◆ DATA FOR THE TASK:
-------------------------
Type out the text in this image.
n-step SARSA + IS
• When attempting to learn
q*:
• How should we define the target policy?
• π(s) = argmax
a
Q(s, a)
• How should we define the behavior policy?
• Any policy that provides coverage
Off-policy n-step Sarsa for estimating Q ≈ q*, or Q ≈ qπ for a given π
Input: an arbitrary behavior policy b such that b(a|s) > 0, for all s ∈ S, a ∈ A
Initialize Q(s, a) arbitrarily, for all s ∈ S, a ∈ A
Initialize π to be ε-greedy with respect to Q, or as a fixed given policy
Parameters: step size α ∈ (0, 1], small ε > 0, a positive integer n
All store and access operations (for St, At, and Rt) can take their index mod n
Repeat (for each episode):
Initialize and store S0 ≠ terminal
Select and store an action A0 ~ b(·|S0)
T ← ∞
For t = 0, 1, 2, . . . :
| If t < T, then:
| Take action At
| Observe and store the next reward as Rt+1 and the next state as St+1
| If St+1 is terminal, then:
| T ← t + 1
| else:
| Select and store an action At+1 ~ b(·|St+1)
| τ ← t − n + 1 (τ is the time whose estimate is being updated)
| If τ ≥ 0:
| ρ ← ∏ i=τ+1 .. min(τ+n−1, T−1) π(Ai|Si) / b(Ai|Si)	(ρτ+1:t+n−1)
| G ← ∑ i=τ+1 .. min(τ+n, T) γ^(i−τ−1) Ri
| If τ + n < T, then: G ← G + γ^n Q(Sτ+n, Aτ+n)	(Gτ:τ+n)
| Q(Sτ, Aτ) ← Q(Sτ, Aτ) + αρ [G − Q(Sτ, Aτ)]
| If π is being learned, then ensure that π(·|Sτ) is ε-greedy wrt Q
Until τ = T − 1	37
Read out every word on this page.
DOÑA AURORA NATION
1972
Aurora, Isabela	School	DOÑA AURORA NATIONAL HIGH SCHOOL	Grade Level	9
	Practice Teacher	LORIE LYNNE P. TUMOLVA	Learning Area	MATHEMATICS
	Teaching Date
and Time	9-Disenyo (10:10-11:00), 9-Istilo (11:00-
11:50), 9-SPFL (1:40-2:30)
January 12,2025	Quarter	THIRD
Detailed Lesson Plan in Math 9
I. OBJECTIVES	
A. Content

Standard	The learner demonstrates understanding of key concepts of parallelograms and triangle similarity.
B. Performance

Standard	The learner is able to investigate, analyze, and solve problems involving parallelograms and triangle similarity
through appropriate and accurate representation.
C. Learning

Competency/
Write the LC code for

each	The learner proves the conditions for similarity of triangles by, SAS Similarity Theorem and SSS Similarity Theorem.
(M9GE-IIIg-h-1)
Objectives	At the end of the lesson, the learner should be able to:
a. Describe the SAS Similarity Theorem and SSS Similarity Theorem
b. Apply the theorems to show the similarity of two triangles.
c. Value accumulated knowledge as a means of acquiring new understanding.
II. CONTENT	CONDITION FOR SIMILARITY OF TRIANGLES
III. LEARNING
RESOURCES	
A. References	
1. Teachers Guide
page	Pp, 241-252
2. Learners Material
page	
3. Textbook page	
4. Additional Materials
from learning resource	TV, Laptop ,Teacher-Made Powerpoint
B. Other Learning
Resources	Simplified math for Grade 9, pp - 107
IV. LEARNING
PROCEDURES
-------------------------
◆ WORK TO COMPLETE:
Find the lines containing "policy" and list every one of them.

◆ EXERCISE SOLUTION:
• How should we define the target policy?
• How should we define the behavior policy?
• Any policy that provides coverage
Off-policy n-step Sarsa for estimating Q ≈ q*, or Q ≈ qπ for a given π
Input: an arbitrary behavior policy b such that b(a|s) > 0, for all s ∈ S, a ∈ A
Initialize π to be ε-greedy with respect to Q, or as a fixed given policy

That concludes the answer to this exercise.